INFORMATION SHOWN>
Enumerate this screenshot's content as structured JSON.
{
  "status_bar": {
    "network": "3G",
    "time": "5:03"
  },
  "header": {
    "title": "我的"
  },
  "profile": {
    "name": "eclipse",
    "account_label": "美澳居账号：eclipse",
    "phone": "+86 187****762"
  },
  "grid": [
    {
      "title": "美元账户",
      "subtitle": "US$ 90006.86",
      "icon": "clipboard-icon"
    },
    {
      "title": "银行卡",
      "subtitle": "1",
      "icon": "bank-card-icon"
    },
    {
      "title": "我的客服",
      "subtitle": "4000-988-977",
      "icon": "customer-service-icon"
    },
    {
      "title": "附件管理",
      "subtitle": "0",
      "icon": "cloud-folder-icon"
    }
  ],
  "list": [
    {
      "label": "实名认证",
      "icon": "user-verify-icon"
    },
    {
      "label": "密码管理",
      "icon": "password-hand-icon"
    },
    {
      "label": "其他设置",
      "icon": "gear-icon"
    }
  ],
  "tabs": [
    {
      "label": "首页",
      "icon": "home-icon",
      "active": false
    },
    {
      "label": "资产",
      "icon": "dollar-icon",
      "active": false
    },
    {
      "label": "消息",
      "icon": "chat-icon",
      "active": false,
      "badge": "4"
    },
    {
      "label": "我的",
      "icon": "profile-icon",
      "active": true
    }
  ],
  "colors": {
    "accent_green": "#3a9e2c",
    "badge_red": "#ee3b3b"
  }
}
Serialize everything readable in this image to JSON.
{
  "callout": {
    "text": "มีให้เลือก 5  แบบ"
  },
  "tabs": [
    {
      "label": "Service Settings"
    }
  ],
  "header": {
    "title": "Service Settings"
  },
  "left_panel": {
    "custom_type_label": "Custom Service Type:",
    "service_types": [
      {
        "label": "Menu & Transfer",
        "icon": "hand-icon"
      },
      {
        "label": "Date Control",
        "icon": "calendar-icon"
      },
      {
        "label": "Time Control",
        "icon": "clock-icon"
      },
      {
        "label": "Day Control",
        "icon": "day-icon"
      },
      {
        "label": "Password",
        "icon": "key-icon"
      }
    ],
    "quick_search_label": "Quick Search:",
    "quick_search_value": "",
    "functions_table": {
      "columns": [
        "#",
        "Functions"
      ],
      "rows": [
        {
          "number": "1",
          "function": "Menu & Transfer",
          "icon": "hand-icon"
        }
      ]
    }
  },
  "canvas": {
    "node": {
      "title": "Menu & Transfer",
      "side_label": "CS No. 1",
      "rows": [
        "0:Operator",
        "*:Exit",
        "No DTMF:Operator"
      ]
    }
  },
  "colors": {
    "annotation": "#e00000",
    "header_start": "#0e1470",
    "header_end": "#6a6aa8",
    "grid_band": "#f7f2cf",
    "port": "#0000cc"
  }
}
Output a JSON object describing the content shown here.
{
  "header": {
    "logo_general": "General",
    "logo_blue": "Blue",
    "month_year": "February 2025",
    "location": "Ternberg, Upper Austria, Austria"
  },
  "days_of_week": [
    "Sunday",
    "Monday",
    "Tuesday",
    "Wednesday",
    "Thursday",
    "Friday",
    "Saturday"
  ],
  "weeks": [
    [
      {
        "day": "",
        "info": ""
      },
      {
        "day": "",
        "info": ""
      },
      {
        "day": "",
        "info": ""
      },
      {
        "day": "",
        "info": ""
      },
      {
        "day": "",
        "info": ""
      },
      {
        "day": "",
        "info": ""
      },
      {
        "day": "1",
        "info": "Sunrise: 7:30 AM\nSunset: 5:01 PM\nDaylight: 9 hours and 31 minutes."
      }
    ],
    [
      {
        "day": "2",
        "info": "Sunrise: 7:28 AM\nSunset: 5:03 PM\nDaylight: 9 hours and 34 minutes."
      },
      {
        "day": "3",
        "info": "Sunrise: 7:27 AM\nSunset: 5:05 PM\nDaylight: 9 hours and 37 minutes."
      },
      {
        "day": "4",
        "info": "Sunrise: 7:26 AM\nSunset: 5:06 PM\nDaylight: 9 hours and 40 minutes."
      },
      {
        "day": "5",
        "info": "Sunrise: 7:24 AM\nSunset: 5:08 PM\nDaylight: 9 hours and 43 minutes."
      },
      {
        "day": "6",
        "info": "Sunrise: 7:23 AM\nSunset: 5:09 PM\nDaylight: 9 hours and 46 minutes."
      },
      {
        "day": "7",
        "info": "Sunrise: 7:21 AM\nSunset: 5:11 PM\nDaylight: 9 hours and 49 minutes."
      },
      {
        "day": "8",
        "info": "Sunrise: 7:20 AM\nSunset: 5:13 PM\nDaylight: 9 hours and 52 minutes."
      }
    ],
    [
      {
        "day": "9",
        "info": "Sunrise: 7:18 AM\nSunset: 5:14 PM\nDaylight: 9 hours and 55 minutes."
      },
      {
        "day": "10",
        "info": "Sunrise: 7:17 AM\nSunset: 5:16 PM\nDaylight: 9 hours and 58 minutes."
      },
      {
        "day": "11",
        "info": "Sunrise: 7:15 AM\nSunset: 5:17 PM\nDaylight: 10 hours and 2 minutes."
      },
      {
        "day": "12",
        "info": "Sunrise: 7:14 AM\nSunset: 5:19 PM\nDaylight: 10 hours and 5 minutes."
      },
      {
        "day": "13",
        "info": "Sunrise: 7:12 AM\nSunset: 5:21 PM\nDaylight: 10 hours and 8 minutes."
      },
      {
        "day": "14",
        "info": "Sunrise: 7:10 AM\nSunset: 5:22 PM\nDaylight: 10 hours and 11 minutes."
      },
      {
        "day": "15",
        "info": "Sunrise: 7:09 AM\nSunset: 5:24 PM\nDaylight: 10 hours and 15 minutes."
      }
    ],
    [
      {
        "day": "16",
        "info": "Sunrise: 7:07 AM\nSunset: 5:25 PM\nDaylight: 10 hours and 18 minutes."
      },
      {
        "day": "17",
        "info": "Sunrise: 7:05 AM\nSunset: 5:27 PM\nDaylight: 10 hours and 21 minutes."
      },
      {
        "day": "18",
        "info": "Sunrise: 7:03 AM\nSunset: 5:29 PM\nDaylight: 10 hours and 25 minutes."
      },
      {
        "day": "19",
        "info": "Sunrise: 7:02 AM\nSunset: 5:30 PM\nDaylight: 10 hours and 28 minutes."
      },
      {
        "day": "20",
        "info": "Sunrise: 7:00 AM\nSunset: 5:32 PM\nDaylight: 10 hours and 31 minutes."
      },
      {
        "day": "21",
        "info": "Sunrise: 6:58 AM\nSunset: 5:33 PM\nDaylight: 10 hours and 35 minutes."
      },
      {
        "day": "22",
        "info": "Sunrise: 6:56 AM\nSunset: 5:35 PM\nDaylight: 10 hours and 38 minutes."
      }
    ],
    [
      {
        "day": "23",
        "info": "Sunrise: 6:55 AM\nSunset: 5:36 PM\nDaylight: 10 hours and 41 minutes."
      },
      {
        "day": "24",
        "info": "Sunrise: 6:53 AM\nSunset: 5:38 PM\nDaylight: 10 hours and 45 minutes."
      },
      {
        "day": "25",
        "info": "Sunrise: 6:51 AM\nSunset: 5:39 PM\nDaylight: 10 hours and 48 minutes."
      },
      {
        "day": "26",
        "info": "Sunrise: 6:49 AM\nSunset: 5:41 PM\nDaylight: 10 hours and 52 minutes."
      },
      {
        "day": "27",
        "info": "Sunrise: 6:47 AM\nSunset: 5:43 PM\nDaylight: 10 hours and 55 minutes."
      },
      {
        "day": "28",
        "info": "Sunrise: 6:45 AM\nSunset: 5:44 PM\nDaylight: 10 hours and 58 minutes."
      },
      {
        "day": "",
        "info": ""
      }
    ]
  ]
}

WHAT THIS TASK INVOLVES>
Filter the records down to the lines that contain the string "JSON", and copy those lines.

SOLUTION FOR THIS EXERCISE>
Enumerate this screenshot's content as structured JSON.
Serialize everything readable in this image to JSON.
Output a JSON object describing the content shown here.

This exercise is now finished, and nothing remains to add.